> _EXERCISES TO COMPLETE_:
**a.** Rewrite the passage on Ohio school report cards from the words "Madison Schools Superintendent" through "district’s academic quality.", renaming "Madison Schools" as "Madison City Schools".
**b.** According to the passage on Ohio school report cards, how many students does the Lakota Schools district have?

> _QUOTED TEXT_:
------------------------------------------------

Madison Schools Superintendent Lisa Tuttle-Huff said the annual Ohio report has long been criticized by many as only a limited-scope, snapshot of a district’s academic quality.
“Graduation rates are a good indication that schools are making sure that students have the academic knowledge; however, academics alone are not sufficient to assure life success,” said Tuttle-Huff, whose district saw a graduation rate saw a decrease from 94.5 for the 2018-19 school year to 93.5 in 2019-20.
“Students need to graduate being future ready, which means students have the content knowledge, the habits of success, the creative know how, and the way-finding abilities to successfully navigate life. Basically, our students need skills that help them to navigate a career and life. This is what we should be measuring, not just how students perform on tests,” said Tuttle-Huff.
Betsy Fuller, spokeswoman for Lakota Schools, said the 16,800-student district provides its own annual quality report card to the public, which includes many measurements not included in the state’s annual assessment.
“The class of 2020, and all of our students, faced many challenges during this school year (and) we are incredibly proud of our graduates and our graduation rate,” said Fuller.
“While state testing is not a part of this year’s report card, assessment and accountability are still important to us at Lakota. We continue to assess student growth through our internal measures and use that data to guide instruction and make student-centered decisions,” she said.

------------------------------------------------

> _PROVIDED MATERIAL_:

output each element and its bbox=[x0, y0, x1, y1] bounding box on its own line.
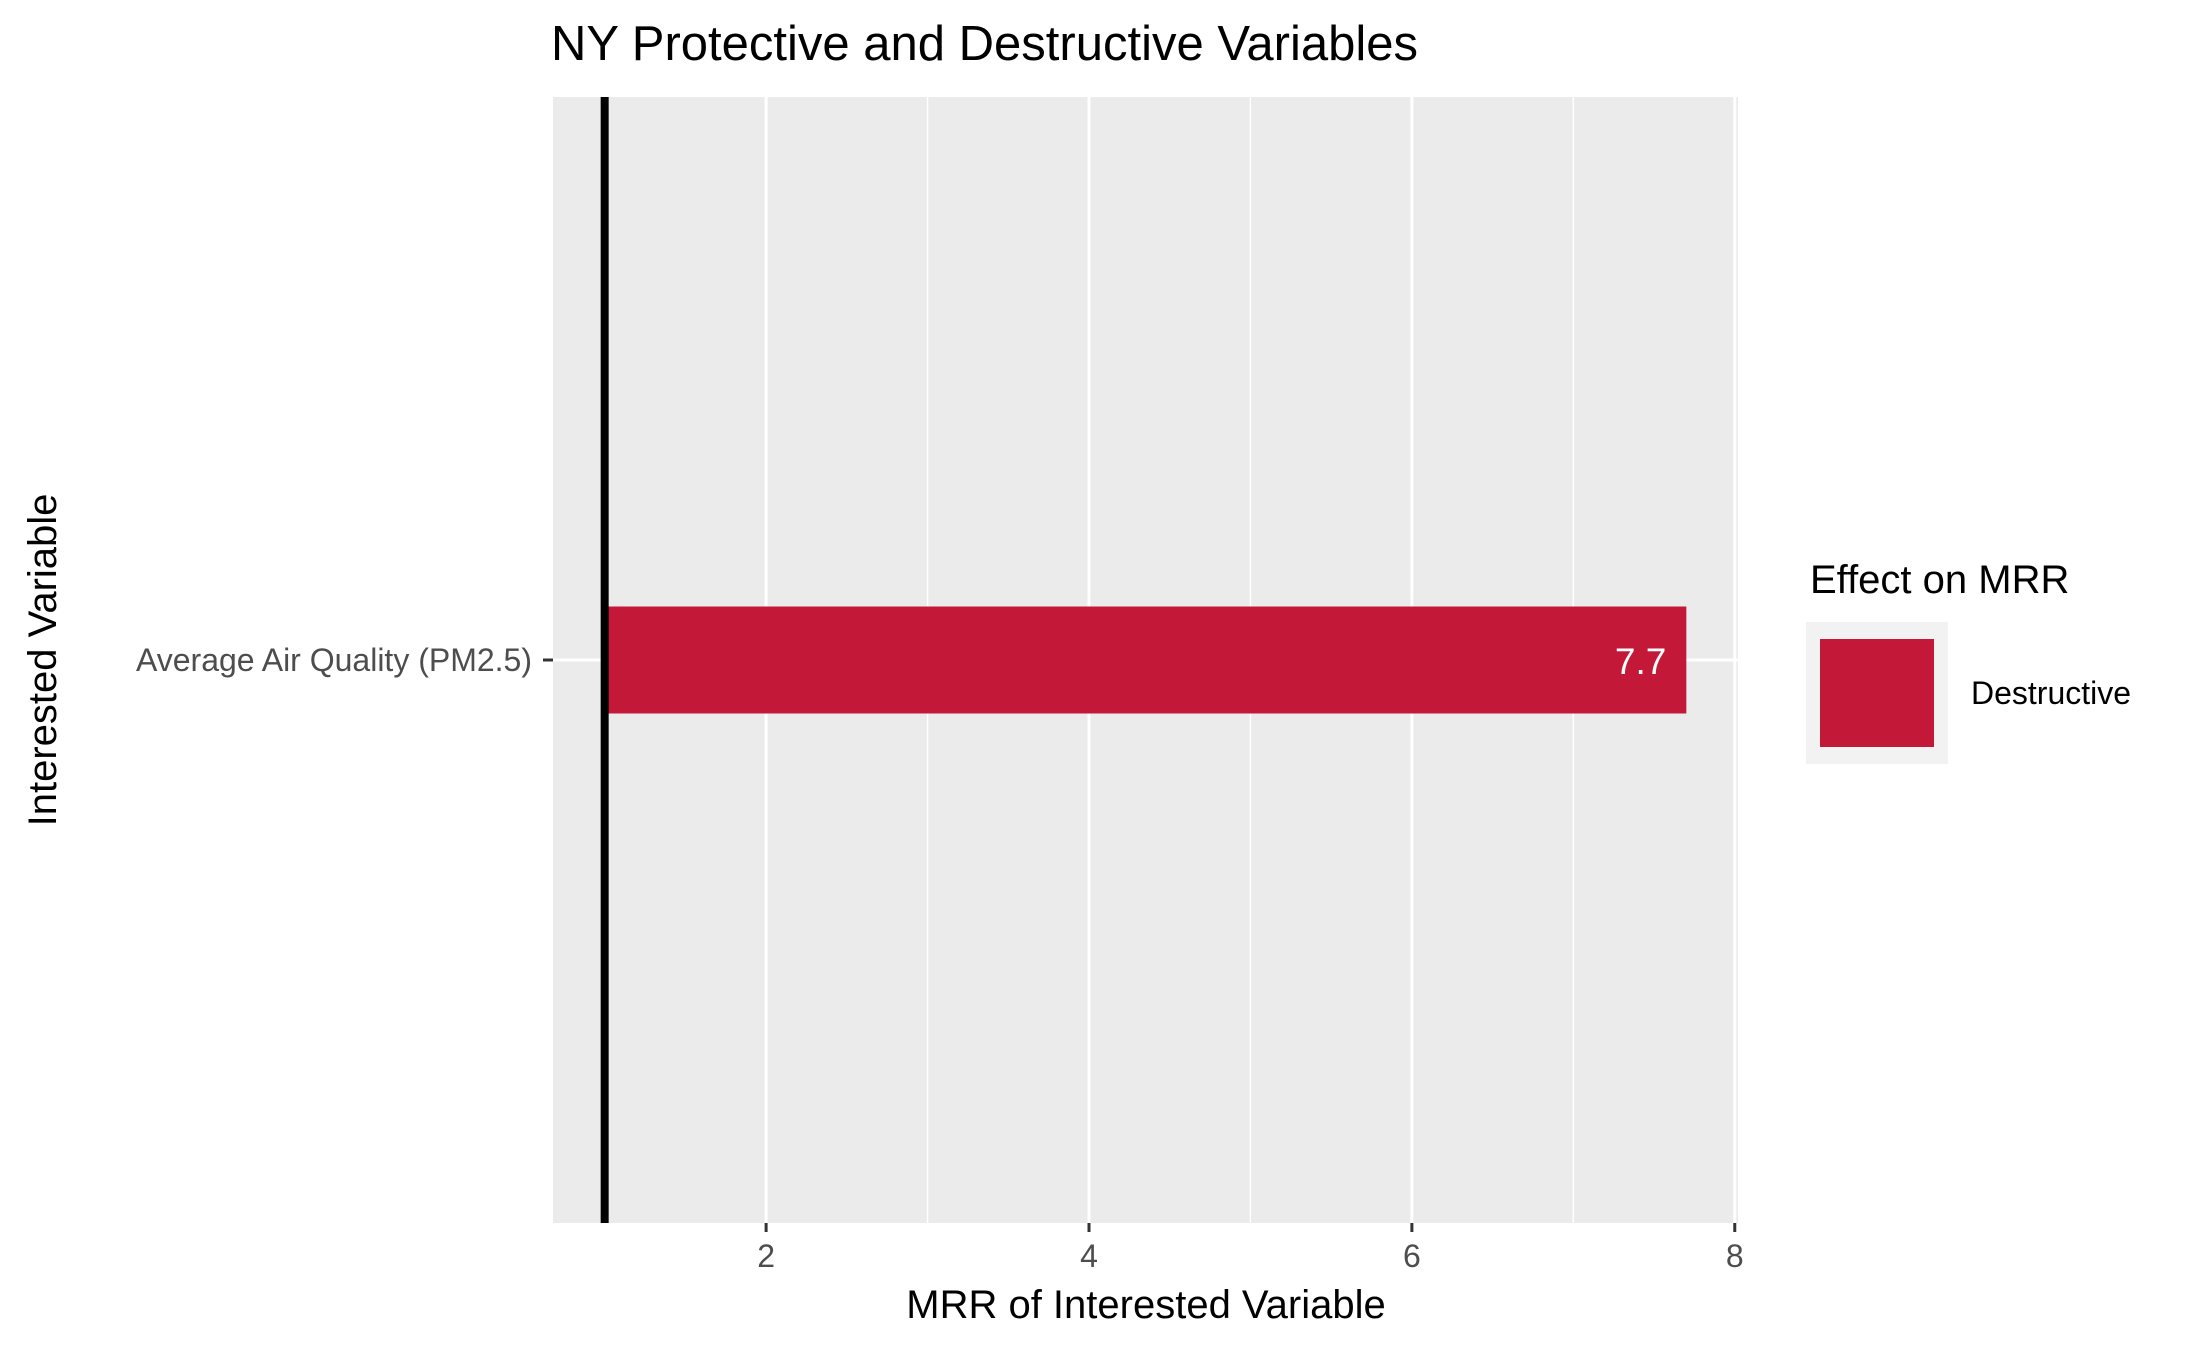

------------------------------------------------

> _RESPONSES TO THE EXERCISE_:
**a.**
Madison City Schools Superintendent Lisa Tuttle-Huff said the annual Ohio report has long been criticized by many as only a limited-scope, snapshot of a district’s academic quality.

**b.** 16,800 students.